* Begin Stored rows *
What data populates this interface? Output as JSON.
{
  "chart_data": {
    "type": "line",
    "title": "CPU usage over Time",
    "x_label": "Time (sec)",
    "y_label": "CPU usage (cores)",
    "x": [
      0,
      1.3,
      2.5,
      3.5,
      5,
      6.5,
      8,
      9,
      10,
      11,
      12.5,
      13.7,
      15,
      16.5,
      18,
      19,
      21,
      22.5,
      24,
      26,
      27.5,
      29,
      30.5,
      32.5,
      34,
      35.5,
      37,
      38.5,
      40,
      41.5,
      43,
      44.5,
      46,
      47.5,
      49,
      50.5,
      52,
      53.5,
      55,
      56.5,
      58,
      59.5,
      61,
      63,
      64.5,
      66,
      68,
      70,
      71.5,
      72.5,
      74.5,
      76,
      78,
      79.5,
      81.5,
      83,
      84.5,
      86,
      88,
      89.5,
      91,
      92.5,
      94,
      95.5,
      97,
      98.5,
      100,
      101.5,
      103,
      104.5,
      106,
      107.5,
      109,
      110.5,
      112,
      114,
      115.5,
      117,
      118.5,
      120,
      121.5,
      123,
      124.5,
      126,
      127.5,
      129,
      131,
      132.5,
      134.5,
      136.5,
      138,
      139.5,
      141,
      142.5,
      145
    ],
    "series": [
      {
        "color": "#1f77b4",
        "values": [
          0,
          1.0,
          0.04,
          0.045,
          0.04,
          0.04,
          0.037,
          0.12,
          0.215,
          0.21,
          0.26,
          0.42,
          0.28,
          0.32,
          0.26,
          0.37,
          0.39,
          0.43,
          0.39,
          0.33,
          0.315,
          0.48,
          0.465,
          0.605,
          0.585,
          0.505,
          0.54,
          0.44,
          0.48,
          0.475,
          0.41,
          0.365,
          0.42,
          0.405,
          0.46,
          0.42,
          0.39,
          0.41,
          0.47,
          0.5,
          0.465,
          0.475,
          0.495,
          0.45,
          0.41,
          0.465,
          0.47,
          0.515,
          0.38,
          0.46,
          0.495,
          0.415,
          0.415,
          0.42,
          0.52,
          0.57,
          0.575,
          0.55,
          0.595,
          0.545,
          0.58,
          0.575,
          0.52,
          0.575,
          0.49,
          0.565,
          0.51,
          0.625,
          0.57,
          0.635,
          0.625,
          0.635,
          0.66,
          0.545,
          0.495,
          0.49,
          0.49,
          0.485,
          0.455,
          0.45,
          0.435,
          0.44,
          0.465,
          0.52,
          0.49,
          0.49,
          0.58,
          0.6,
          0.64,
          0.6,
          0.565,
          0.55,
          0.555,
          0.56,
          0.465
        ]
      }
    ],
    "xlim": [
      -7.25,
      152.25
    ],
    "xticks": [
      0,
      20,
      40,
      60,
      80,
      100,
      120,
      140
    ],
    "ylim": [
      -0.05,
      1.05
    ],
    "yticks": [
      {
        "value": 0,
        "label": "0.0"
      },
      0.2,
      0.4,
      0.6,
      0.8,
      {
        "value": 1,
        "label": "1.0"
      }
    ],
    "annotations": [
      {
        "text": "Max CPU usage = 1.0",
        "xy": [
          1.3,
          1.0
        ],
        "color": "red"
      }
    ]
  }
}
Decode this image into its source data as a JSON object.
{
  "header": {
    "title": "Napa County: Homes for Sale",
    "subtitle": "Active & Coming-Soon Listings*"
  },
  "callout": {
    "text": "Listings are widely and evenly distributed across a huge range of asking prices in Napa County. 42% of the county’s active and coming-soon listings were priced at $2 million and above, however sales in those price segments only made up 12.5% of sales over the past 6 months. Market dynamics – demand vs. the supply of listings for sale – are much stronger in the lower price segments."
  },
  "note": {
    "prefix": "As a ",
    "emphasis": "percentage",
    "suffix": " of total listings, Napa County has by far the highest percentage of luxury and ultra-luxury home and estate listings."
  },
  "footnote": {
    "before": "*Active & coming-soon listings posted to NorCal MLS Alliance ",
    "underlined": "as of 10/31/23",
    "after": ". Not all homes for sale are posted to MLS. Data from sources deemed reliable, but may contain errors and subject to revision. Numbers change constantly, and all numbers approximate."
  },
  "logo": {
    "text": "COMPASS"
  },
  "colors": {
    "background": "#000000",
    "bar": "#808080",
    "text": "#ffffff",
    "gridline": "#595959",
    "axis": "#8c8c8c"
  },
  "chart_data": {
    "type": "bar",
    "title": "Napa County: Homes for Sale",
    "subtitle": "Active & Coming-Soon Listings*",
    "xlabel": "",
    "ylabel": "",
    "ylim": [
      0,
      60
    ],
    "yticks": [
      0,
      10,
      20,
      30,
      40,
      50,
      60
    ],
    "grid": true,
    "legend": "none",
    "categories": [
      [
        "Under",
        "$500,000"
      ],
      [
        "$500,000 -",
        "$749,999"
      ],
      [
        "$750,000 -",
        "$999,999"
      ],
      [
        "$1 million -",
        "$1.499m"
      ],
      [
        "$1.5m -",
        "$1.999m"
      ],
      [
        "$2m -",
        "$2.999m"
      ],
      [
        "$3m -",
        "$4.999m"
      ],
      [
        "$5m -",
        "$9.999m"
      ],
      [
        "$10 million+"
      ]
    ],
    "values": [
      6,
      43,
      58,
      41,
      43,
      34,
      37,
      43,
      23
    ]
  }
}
* End Stored rows *
Your goal:
Please reproduce each record precisely as written.

Final result:
What data populates this interface? Output as JSON.
{
  "chart_data": {
    "type": "line",
    "title": "CPU usage over Time",
    "x_label": "Time (sec)",
    "y_label": "CPU usage (cores)",
    "x": [
      0,
      1.3,
      2.5,
      3.5,
      5,
      6.5,
      8,
      9,
      10,
      11,
      12.5,
      13.7,
      15,
      16.5,
      18,
      19,
      21,
      22.5,
      24,
      26,
      27.5,
      29,
      30.5,
      32.5,
      34,
      35.5,
      37,
      38.5,
      40,
      41.5,
      43,
      44.5,
      46,
      47.5,
      49,
      50.5,
      52,
      53.5,
      55,
      56.5,
      58,
      59.5,
      61,
      63,
      64.5,
      66,
      68,
      70,
      71.5,
      72.5,
      74.5,
      76,
      78,
      79.5,
      81.5,
      83,
      84.5,
      86,
      88,
      89.5,
      91,
      92.5,
      94,
      95.5,
      97,
      98.5,
      100,
      101.5,
      103,
      104.5,
      106,
      107.5,
      109,
      110.5,
      112,
      114,
      115.5,
      117,
      118.5,
      120,
      121.5,
      123,
      124.5,
      126,
      127.5,
      129,
      131,
      132.5,
      134.5,
      136.5,
      138,
      139.5,
      141,
      142.5,
      145
    ],
    "series": [
      {
        "color": "#1f77b4",
        "values": [
          0,
          1.0,
          0.04,
          0.045,
          0.04,
          0.04,
          0.037,
          0.12,
          0.215,
          0.21,
          0.26,
          0.42,
          0.28,
          0.32,
          0.26,
          0.37,
          0.39,
          0.43,
          0.39,
          0.33,
          0.315,
          0.48,
          0.465,
          0.605,
          0.585,
          0.505,
          0.54,
          0.44,
          0.48,
          0.475,
          0.41,
          0.365,
          0.42,
          0.405,
          0.46,
          0.42,
          0.39,
          0.41,
          0.47,
          0.5,
          0.465,
          0.475,
          0.495,
          0.45,
          0.41,
          0.465,
          0.47,
          0.515,
          0.38,
          0.46,
          0.495,
          0.415,
          0.415,
          0.42,
          0.52,
          0.57,
          0.575,
          0.55,
          0.595,
          0.545,
          0.58,
          0.575,
          0.52,
          0.575,
          0.49,
          0.565,
          0.51,
          0.625,
          0.57,
          0.635,
          0.625,
          0.635,
          0.66,
          0.545,
          0.495,
          0.49,
          0.49,
          0.485,
          0.455,
          0.45,
          0.435,
          0.44,
          0.465,
          0.52,
          0.49,
          0.49,
          0.58,
          0.6,
          0.64,
          0.6,
          0.565,
          0.55,
          0.555,
          0.56,
          0.465
        ]
      }
    ],
    "xlim": [
      -7.25,
      152.25
    ],
    "xticks": [
      0,
      20,
      40,
      60,
      80,
      100,
      120,
      140
    ],
    "ylim": [
      -0.05,
      1.05
    ],
    "yticks": [
      {
        "value": 0,
        "label": "0.0"
      },
      0.2,
      0.4,
      0.6,
      0.8,
      {
        "value": 1,
        "label": "1.0"
      }
    ],
    "annotations": [
      {
        "text": "Max CPU usage = 1.0",
        "xy": [
          1.3,
          1.0
        ],
        "color": "red"
      }
    ]
  }
}
Decode this image into its source data as a JSON object.
{
  "header": {
    "title": "Napa County: Homes for Sale",
    "subtitle": "Active & Coming-Soon Listings*"
  },
  "callout": {
    "text": "Listings are widely and evenly distributed across a huge range of asking prices in Napa County. 42% of the county’s active and coming-soon listings were priced at $2 million and above, however sales in those price segments only made up 12.5% of sales over the past 6 months. Market dynamics – demand vs. the supply of listings for sale – are much stronger in the lower price segments."
  },
  "note": {
    "prefix": "As a ",
    "emphasis": "percentage",
    "suffix": " of total listings, Napa County has by far the highest percentage of luxury and ultra-luxury home and estate listings."
  },
  "footnote": {
    "before": "*Active & coming-soon listings posted to NorCal MLS Alliance ",
    "underlined": "as of 10/31/23",
    "after": ". Not all homes for sale are posted to MLS. Data from sources deemed reliable, but may contain errors and subject to revision. Numbers change constantly, and all numbers approximate."
  },
  "logo": {
    "text": "COMPASS"
  },
  "colors": {
    "background": "#000000",
    "bar": "#808080",
    "text": "#ffffff",
    "gridline": "#595959",
    "axis": "#8c8c8c"
  },
  "chart_data": {
    "type": "bar",
    "title": "Napa County: Homes for Sale",
    "subtitle": "Active & Coming-Soon Listings*",
    "xlabel": "",
    "ylabel": "",
    "ylim": [
      0,
      60
    ],
    "yticks": [
      0,
      10,
      20,
      30,
      40,
      50,
      60
    ],
    "grid": true,
    "legend": "none",
    "categories": [
      [
        "Under",
        "$500,000"
      ],
      [
        "$500,000 -",
        "$749,999"
      ],
      [
        "$750,000 -",
        "$999,999"
      ],
      [
        "$1 million -",
        "$1.499m"
      ],
      [
        "$1.5m -",
        "$1.999m"
      ],
      [
        "$2m -",
        "$2.999m"
      ],
      [
        "$3m -",
        "$4.999m"
      ],
      [
        "$5m -",
        "$9.999m"
      ],
      [
        "$10 million+"
      ]
    ],
    "values": [
      6,
      43,
      58,
      41,
      43,
      34,
      37,
      43,
      23
    ]
  }
}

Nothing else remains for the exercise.